> Problem to solve:
Write the count of lines that contain the word "name" and nothing else.

Dataset listings of figures:
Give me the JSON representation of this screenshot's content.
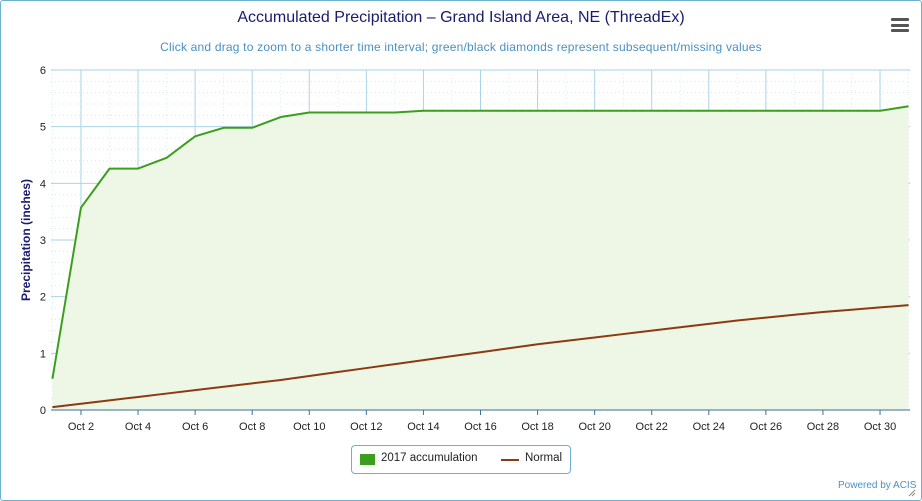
{
  "title": "Accumulated Precipitation – Grand Island Area, NE (ThreadEx)",
  "subtitle": "Click and drag to zoom to a shorter time interval; green/black diamonds represent subsequent/missing values",
  "credit": "Powered by ACIS",
  "colors": {
    "accumulation": "#3c9e1e",
    "accumulation_fill": "#eef7e6",
    "normal": "#8b3a12",
    "grid": "#a8d4e6",
    "title": "#1a1a6e",
    "subtitle": "#4a90c2"
  },
  "legend": {
    "series1": "2017 accumulation",
    "series2": "Normal"
  },
  "chart_data": {
    "type": "area",
    "xlabel": "",
    "ylabel": "Precipitation (inches)",
    "ylim": [
      0,
      6
    ],
    "yticks": [
      0,
      1,
      2,
      3,
      4,
      5,
      6
    ],
    "xlim": [
      1,
      31
    ],
    "xtick_days": [
      2,
      4,
      6,
      8,
      10,
      12,
      14,
      16,
      18,
      20,
      22,
      24,
      26,
      28,
      30
    ],
    "xtick_labels": [
      "Oct 2",
      "Oct 4",
      "Oct 6",
      "Oct 8",
      "Oct 10",
      "Oct 12",
      "Oct 14",
      "Oct 16",
      "Oct 18",
      "Oct 20",
      "Oct 22",
      "Oct 24",
      "Oct 26",
      "Oct 28",
      "Oct 30"
    ],
    "grid": true,
    "legend_position": "bottom-center",
    "series": [
      {
        "name": "2017 accumulation",
        "kind": "area",
        "x": [
          1,
          2,
          3,
          4,
          5,
          6,
          7,
          8,
          9,
          10,
          11,
          12,
          13,
          14,
          15,
          16,
          17,
          18,
          19,
          20,
          21,
          22,
          23,
          24,
          25,
          26,
          27,
          28,
          29,
          30,
          31
        ],
        "values": [
          0.55,
          3.57,
          4.26,
          4.26,
          4.45,
          4.83,
          4.98,
          4.98,
          5.17,
          5.25,
          5.25,
          5.25,
          5.25,
          5.28,
          5.28,
          5.28,
          5.28,
          5.28,
          5.28,
          5.28,
          5.28,
          5.28,
          5.28,
          5.28,
          5.28,
          5.28,
          5.28,
          5.28,
          5.28,
          5.28,
          5.36
        ]
      },
      {
        "name": "Normal",
        "kind": "line",
        "x": [
          1,
          2,
          3,
          4,
          5,
          6,
          7,
          8,
          9,
          10,
          11,
          12,
          13,
          14,
          15,
          16,
          17,
          18,
          19,
          20,
          21,
          22,
          23,
          24,
          25,
          26,
          27,
          28,
          29,
          30,
          31
        ],
        "values": [
          0.05,
          0.11,
          0.17,
          0.23,
          0.29,
          0.35,
          0.41,
          0.47,
          0.53,
          0.6,
          0.67,
          0.74,
          0.81,
          0.88,
          0.95,
          1.02,
          1.09,
          1.16,
          1.22,
          1.28,
          1.34,
          1.4,
          1.46,
          1.52,
          1.58,
          1.63,
          1.68,
          1.73,
          1.77,
          1.81,
          1.85
        ]
      }
    ]
  }
}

> Task answer:
2